### What the exercise asks
Extract every record, exactly as written, and ignore the pictures.

### Supplied material
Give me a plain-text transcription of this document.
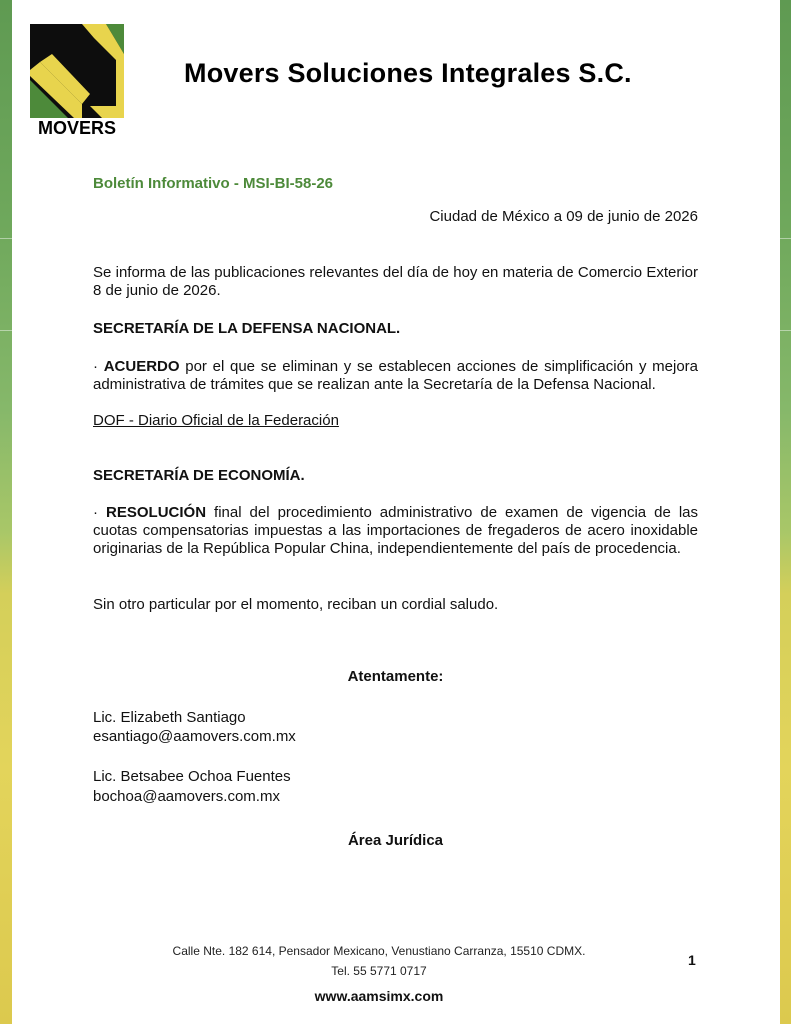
MOVERS
Movers Soluciones Integrales S.C.
Boletín Informativo - MSI-BI-58-26
Ciudad de México a 09 de junio de 2026
Se informa de las publicaciones relevantes del día de hoy en materia de Comercio Exterior 8 de junio de 2026.
SECRETARÍA DE LA DEFENSA NACIONAL.
· ACUERDO por el que se eliminan y se establecen acciones de simplificación y mejora administrativa de trámites que se realizan ante la Secretaría de la Defensa Nacional.
DOF - Diario Oficial de la Federación
SECRETARÍA DE ECONOMÍA.
· RESOLUCIÓN final del procedimiento administrativo de examen de vigencia de las cuotas compensatorias impuestas a las importaciones de fregaderos de acero inoxidable originarias de la República Popular China, independientemente del país de procedencia.
Sin otro particular por el momento, reciban un cordial saludo.
Atentamente:
Lic. Elizabeth Santiago
esantiago@aamovers.com.mx
Lic. Betsabee Ochoa Fuentes
bochoa@aamovers.com.mx
Área Jurídica
Calle Nte. 182 614, Pensador Mexicano, Venustiano Carranza, 15510 CDMX.
Tel. 55 5771 0717
www.aamsimx.com
1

### Written response
Give me a plain-text transcription of this document.
MOVERS
Movers Soluciones Integrales S.C.
Boletín Informativo - MSI-BI-58-26
Ciudad de México a 09 de junio de 2026
Se informa de las publicaciones relevantes del día de hoy en materia de Comercio Exterior 8 de junio de 2026.
SECRETARÍA DE LA DEFENSA NACIONAL.
· ACUERDO por el que se eliminan y se establecen acciones de simplificación y mejora administrativa de trámites que se realizan ante la Secretaría de la Defensa Nacional.
DOF - Diario Oficial de la Federación
SECRETARÍA DE ECONOMÍA.
· RESOLUCIÓN final del procedimiento administrativo de examen de vigencia de las cuotas compensatorias impuestas a las importaciones de fregaderos de acero inoxidable originarias de la República Popular China, independientemente del país de procedencia.
Sin otro particular por el momento, reciban un cordial saludo.
Atentamente:
Lic. Elizabeth Santiago
esantiago@aamovers.com.mx
Lic. Betsabee Ochoa Fuentes
bochoa@aamovers.com.mx
Área Jurídica
Calle Nte. 182 614, Pensador Mexicano, Venustiano Carranza, 15510 CDMX.
Tel. 55 5771 0717
www.aamsimx.com
1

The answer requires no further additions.